What is required: Can you give all the records again without altering a single character?

-- begin Data to process --

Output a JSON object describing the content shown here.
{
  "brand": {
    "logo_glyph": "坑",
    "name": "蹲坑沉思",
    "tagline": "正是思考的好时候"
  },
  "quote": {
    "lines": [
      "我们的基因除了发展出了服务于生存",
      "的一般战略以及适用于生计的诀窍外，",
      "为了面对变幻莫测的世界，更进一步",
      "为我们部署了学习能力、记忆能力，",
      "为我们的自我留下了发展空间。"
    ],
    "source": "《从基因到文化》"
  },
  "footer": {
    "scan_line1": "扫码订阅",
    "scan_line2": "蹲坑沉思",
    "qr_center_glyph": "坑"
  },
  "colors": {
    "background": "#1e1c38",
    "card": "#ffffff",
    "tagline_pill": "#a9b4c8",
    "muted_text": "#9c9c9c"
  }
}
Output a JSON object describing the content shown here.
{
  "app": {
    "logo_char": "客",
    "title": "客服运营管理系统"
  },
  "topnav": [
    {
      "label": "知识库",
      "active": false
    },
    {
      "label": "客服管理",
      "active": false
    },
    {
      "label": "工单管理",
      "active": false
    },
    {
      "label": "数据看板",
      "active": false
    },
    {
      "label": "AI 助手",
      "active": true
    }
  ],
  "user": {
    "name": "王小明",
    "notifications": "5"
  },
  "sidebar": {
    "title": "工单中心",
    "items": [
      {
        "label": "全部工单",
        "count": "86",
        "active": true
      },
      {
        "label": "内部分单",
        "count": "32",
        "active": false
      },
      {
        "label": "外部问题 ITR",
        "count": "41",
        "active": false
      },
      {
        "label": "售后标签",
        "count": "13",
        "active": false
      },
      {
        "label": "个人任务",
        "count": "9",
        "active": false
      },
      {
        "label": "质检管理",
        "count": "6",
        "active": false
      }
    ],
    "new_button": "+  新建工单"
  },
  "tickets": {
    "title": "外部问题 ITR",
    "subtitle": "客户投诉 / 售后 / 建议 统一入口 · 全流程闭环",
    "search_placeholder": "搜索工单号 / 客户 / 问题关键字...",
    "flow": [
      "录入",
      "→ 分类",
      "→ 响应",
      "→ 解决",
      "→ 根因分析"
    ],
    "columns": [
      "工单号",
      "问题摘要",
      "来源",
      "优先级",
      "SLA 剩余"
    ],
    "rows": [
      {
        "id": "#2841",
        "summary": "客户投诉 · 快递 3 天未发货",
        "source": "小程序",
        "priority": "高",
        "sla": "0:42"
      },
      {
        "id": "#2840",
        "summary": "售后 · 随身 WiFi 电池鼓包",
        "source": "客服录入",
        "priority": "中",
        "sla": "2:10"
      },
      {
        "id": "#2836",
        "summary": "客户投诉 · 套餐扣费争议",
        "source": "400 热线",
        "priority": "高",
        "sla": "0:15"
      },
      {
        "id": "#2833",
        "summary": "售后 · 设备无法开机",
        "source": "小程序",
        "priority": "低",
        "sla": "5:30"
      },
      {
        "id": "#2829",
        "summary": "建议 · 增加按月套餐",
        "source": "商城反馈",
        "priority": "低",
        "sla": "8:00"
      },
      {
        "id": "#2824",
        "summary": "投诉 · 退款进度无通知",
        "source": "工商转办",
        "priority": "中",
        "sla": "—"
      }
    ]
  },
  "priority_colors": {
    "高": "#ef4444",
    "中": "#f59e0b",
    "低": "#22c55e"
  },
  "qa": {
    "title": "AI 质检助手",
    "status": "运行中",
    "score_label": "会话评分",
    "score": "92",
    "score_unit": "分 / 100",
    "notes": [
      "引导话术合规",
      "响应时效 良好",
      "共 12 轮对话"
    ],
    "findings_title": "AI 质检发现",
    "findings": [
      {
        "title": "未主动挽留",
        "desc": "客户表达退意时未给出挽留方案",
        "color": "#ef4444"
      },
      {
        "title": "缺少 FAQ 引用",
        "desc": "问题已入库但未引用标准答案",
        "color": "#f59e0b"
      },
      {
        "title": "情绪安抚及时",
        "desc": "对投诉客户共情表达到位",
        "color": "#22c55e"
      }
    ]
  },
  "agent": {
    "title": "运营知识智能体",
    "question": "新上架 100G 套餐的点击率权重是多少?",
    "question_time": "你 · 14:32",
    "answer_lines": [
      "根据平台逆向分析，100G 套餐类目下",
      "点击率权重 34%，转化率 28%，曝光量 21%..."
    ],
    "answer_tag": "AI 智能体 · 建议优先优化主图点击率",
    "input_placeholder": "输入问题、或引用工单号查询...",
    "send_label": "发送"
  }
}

-- end Data to process --

Task answer:
Output a JSON object describing the content shown here.
{
  "brand": {
    "logo_glyph": "坑",
    "name": "蹲坑沉思",
    "tagline": "正是思考的好时候"
  },
  "quote": {
    "lines": [
      "我们的基因除了发展出了服务于生存",
      "的一般战略以及适用于生计的诀窍外，",
      "为了面对变幻莫测的世界，更进一步",
      "为我们部署了学习能力、记忆能力，",
      "为我们的自我留下了发展空间。"
    ],
    "source": "《从基因到文化》"
  },
  "footer": {
    "scan_line1": "扫码订阅",
    "scan_line2": "蹲坑沉思",
    "qr_center_glyph": "坑"
  },
  "colors": {
    "background": "#1e1c38",
    "card": "#ffffff",
    "tagline_pill": "#a9b4c8",
    "muted_text": "#9c9c9c"
  }
}
Output a JSON object describing the content shown here.
{
  "app": {
    "logo_char": "客",
    "title": "客服运营管理系统"
  },
  "topnav": [
    {
      "label": "知识库",
      "active": false
    },
    {
      "label": "客服管理",
      "active": false
    },
    {
      "label": "工单管理",
      "active": false
    },
    {
      "label": "数据看板",
      "active": false
    },
    {
      "label": "AI 助手",
      "active": true
    }
  ],
  "user": {
    "name": "王小明",
    "notifications": "5"
  },
  "sidebar": {
    "title": "工单中心",
    "items": [
      {
        "label": "全部工单",
        "count": "86",
        "active": true
      },
      {
        "label": "内部分单",
        "count": "32",
        "active": false
      },
      {
        "label": "外部问题 ITR",
        "count": "41",
        "active": false
      },
      {
        "label": "售后标签",
        "count": "13",
        "active": false
      },
      {
        "label": "个人任务",
        "count": "9",
        "active": false
      },
      {
        "label": "质检管理",
        "count": "6",
        "active": false
      }
    ],
    "new_button": "+  新建工单"
  },
  "tickets": {
    "title": "外部问题 ITR",
    "subtitle": "客户投诉 / 售后 / 建议 统一入口 · 全流程闭环",
    "search_placeholder": "搜索工单号 / 客户 / 问题关键字...",
    "flow": [
      "录入",
      "→ 分类",
      "→ 响应",
      "→ 解决",
      "→ 根因分析"
    ],
    "columns": [
      "工单号",
      "问题摘要",
      "来源",
      "优先级",
      "SLA 剩余"
    ],
    "rows": [
      {
        "id": "#2841",
        "summary": "客户投诉 · 快递 3 天未发货",
        "source": "小程序",
        "priority": "高",
        "sla": "0:42"
      },
      {
        "id": "#2840",
        "summary": "售后 · 随身 WiFi 电池鼓包",
        "source": "客服录入",
        "priority": "中",
        "sla": "2:10"
      },
      {
        "id": "#2836",
        "summary": "客户投诉 · 套餐扣费争议",
        "source": "400 热线",
        "priority": "高",
        "sla": "0:15"
      },
      {
        "id": "#2833",
        "summary": "售后 · 设备无法开机",
        "source": "小程序",
        "priority": "低",
        "sla": "5:30"
      },
      {
        "id": "#2829",
        "summary": "建议 · 增加按月套餐",
        "source": "商城反馈",
        "priority": "低",
        "sla": "8:00"
      },
      {
        "id": "#2824",
        "summary": "投诉 · 退款进度无通知",
        "source": "工商转办",
        "priority": "中",
        "sla": "—"
      }
    ]
  },
  "priority_colors": {
    "高": "#ef4444",
    "中": "#f59e0b",
    "低": "#22c55e"
  },
  "qa": {
    "title": "AI 质检助手",
    "status": "运行中",
    "score_label": "会话评分",
    "score": "92",
    "score_unit": "分 / 100",
    "notes": [
      "引导话术合规",
      "响应时效 良好",
      "共 12 轮对话"
    ],
    "findings_title": "AI 质检发现",
    "findings": [
      {
        "title": "未主动挽留",
        "desc": "客户表达退意时未给出挽留方案",
        "color": "#ef4444"
      },
      {
        "title": "缺少 FAQ 引用",
        "desc": "问题已入库但未引用标准答案",
        "color": "#f59e0b"
      },
      {
        "title": "情绪安抚及时",
        "desc": "对投诉客户共情表达到位",
        "color": "#22c55e"
      }
    ]
  },
  "agent": {
    "title": "运营知识智能体",
    "question": "新上架 100G 套餐的点击率权重是多少?",
    "question_time": "你 · 14:32",
    "answer_lines": [
      "根据平台逆向分析，100G 套餐类目下",
      "点击率权重 34%，转化率 28%，曝光量 21%..."
    ],
    "answer_tag": "AI 智能体 · 建议优先优化主图点击率",
    "input_placeholder": "输入问题、或引用工单号查询...",
    "send_label": "发送"
  }
}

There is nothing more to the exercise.